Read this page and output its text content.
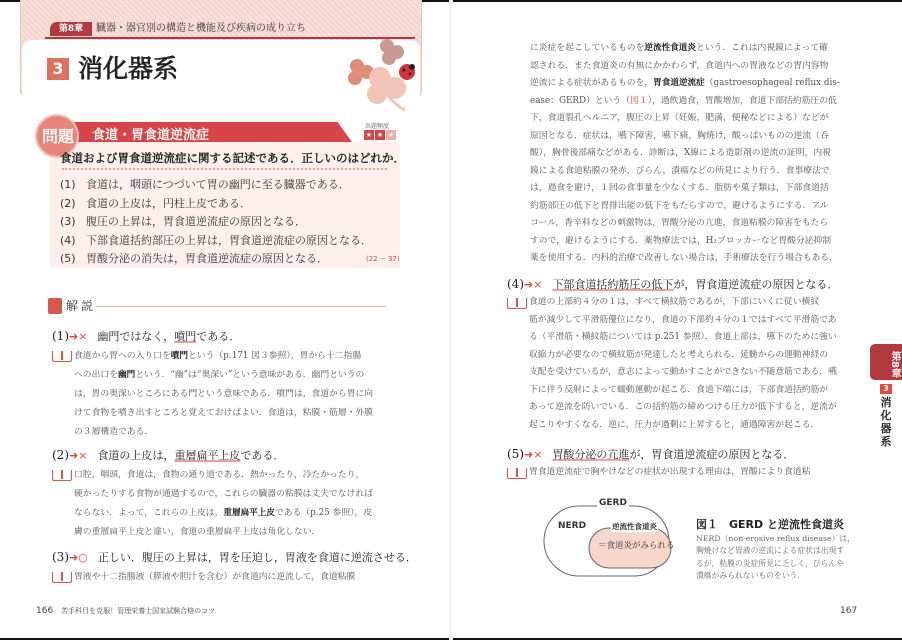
第8章	臓器・器官別の構造と機能及び疾病の成り立ち
3 消化器系
問題	食道・胃食道逆流症
出題頻度
★ ★ ★
食道および胃食道逆流症に関する記述である．正しいのはどれか．
(1) 食道は，咽頭につづいて胃の幽門に至る臓器である．
(2) 食道の上皮は，円柱上皮である．
(3) 腹圧の上昇は，胃食道逆流症の原因となる．
(4) 下部食道括約部圧の上昇は，胃食道逆流症の原因となる．
(5) 胃酸分泌の消失は，胃食道逆流症の原因となる．	(22 − 37)
解説
(1)➜× 幽門ではなく，噴門である．
食道から胃への入り口を噴門という（p.171 図３参照），胃から十二指腸
への出口を幽門という．“幽”は“奥深い”という意味がある．幽門というの
は，胃の奥深いところにある門という意味である．噴門は，食道から胃に向
けて食物を噴き出すところと覚えておけばよい．食道は，粘膜・筋層・外膜
の３層構造である．
(2)➜× 食道の上皮は，重層扁平上皮である．
口腔，咽頭，食道は，食物の通り道である．熱かったり，冷たかったり，
硬かったりする食物が通過するので，これらの臓器の粘膜は丈夫でなければ
ならない．よって，これらの上皮は，重層扁平上皮である（p.25 参照），皮
膚の重層扁平上皮と違い，食道の重層扁平上皮は角化しない．
(3)➜○ 正しい．腹圧の上昇は，胃を圧迫し，胃液を食道に逆流させる．
胃液や十二指腸液（膵液や胆汁を含む）が食道内に逆流して，食道粘膜
(4)➜× 下部食道括約筋圧の低下が，胃食道逆流症の原因となる．
食道の上部約４分の１は，すべて横紋筋であるが，下部にいくに従い横紋
筋が減少して平滑筋優位になり，食道の下部約４分の１ではすべて平滑筋であ
る（平滑筋・横紋筋については p.251 参照）．食道上部は，嚥下のために強い
収縮力が必要なので横紋筋が発達したと考えられる．延髄からの運動神経の
支配を受けているが，意志によって動かすことができない不随意筋である．嚥
下に伴う反射によって蠕動運動が起こる．食道下端には，下部食道括約筋が
あって逆流を防いでいる．この括約筋の締めつける圧力が低下すると，逆流が
起こりやすくなる．逆に，圧力が過剰に上昇すると，通過障害が起こる．
(5)➜× 胃酸分泌の亢進が，胃食道逆流症の原因となる．
胃食道逆流症で胸やけなどの症状が出現する理由は，胃酸により食道粘
に炎症を起こしているものを逆流性食道炎という．これは内視鏡によって確
認される．また食道炎の有無にかかわらず，食道内への胃液などの胃内容物
逆流による症状があるものを，胃食道逆流症（gastroesophageal reflux dis-
ease：GERD）という（図１），過飲過食，胃酸増加，食道下部括約筋圧の低
下，食道裂孔ヘルニア，腹圧の上昇（妊娠，肥満，便秘などによる）などが
原因となる．症状は，嚥下障害，嚥下痛，胸焼け，酸っぱいものの逆流（呑
酸），胸骨後部痛などがある．診断は，X線による造影剤の逆流の証明，内視
鏡による食道粘膜の発赤，びらん，潰瘍などの所見により行う．食事療法で
は，過食を避け，１回の食事量を少なくする．脂肪や菓子類は，下部食道括
約筋部圧の低下と胃排出能の低下をもたらすので，避けるようにする．アル
コール，香辛料などの刺激物は，胃酸分泌の亢進，食道粘膜の障害をもたら
すので，避けるようにする．薬物療法では，H₂ブロッカーなど胃酸分泌抑制
薬を使用する．内科的治療で改善しない場合は，手術療法を行う場合もある．
GERD
NERD	逆流性食道炎
＝食道炎がみられる
図１　GERD と逆流性食道炎
NERD（non-erosive reflux disease）は，
胸焼けなど胃液の逆流による症状は出現す
るが，粘膜の炎症所見に乏しく，びらんや
潰瘍がみられないものをいう．
166 苦手科目を克服！管理栄養士国家試験合格のコツ	167
第8章
3
消化器系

-------------------------

GIVEN INSTRUCTION – Find the number of lines in which the word "腹圧の上昇は" occurs, and write nothing but that number.

RESPONSE TO THIS EXERCISE – 2